[Begin]

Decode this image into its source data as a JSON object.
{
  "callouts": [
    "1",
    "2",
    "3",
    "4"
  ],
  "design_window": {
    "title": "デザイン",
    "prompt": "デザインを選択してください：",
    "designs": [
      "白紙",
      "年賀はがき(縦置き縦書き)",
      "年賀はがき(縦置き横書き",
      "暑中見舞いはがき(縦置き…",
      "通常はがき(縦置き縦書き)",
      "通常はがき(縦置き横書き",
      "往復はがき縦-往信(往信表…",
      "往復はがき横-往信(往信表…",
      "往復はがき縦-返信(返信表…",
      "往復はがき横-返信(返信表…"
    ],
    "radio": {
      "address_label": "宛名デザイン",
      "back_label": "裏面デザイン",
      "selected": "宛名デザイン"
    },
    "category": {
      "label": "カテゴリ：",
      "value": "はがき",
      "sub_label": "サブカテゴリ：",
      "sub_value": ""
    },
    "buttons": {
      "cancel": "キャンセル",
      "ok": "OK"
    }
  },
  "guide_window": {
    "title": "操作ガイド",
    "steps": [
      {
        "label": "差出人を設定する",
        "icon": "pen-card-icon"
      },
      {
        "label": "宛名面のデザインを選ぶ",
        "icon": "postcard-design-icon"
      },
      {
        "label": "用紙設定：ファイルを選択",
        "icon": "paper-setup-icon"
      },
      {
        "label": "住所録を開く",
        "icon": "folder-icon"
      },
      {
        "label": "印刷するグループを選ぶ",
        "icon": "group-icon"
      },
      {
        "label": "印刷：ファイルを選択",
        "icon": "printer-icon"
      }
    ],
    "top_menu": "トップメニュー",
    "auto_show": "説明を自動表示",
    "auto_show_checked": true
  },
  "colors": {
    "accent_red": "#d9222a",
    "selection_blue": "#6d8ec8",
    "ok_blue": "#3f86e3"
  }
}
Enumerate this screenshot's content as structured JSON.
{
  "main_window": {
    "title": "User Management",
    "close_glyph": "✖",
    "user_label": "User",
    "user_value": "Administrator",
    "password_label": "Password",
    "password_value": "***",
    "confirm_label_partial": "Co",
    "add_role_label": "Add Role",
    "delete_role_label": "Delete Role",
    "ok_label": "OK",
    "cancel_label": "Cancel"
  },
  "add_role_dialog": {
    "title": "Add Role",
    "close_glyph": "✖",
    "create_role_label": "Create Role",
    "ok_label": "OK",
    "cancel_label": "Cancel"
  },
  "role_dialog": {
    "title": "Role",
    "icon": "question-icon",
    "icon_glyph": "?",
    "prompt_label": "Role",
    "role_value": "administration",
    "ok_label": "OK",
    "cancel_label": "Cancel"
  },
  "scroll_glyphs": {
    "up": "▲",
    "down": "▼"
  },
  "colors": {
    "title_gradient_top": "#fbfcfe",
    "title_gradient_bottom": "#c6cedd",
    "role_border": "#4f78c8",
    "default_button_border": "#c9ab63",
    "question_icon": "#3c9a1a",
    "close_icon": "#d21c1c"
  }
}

[End]
[Begin]

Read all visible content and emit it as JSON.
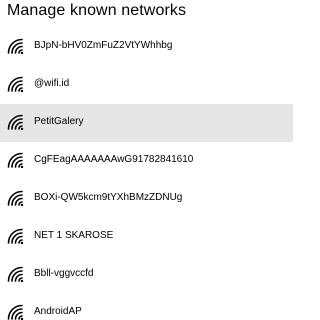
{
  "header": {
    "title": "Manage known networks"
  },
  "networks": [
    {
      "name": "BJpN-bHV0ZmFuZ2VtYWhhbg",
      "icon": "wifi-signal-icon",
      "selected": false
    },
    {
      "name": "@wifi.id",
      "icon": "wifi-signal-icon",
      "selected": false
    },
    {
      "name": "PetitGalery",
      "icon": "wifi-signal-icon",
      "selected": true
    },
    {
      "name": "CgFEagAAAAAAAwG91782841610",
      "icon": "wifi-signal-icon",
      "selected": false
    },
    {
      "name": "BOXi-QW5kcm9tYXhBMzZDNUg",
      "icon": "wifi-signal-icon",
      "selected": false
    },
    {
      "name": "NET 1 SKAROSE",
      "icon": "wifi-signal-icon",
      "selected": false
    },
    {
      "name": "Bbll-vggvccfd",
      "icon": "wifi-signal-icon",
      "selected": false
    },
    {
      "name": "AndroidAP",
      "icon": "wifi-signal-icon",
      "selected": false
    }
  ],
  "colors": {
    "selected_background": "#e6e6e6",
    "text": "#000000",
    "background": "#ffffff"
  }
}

[End]

Task description:
For each line of the entries that includes "networks", show that line.

Complete response:
    "title": "Manage known networks"
  "networks": [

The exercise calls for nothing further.